TO DO
Narrow the data below down to the lines containing "Tiger".
__________________________________________________
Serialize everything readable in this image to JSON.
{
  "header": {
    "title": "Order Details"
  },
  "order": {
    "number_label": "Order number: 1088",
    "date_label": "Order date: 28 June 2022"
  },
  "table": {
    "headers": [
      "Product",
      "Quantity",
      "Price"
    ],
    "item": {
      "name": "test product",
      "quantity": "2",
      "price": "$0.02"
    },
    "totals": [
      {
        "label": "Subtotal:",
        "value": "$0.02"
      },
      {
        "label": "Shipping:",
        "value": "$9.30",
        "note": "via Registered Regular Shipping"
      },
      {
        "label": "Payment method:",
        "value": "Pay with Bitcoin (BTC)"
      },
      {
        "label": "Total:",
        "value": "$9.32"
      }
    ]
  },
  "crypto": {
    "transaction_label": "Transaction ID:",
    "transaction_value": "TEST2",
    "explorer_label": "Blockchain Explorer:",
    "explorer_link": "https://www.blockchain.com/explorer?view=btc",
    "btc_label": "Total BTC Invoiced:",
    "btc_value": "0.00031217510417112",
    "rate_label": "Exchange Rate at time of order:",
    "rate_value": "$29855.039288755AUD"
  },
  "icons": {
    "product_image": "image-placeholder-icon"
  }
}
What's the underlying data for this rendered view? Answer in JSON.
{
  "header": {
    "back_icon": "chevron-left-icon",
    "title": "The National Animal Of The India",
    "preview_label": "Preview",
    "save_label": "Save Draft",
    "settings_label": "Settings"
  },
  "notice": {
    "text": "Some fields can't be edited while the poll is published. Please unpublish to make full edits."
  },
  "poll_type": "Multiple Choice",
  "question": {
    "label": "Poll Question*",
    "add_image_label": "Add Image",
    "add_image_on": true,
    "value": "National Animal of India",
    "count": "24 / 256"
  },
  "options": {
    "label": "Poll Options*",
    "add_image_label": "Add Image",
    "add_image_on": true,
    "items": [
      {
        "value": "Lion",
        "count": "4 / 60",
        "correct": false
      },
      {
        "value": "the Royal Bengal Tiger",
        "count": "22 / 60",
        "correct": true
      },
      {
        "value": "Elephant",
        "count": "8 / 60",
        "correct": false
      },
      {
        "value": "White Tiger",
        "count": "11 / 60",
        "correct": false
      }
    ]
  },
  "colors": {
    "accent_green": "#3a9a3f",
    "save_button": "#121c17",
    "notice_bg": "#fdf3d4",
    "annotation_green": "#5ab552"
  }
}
__________________________________________________
SOLVED EXERCISE
        "value": "the Royal Bengal Tiger",
        "value": "White Tiger",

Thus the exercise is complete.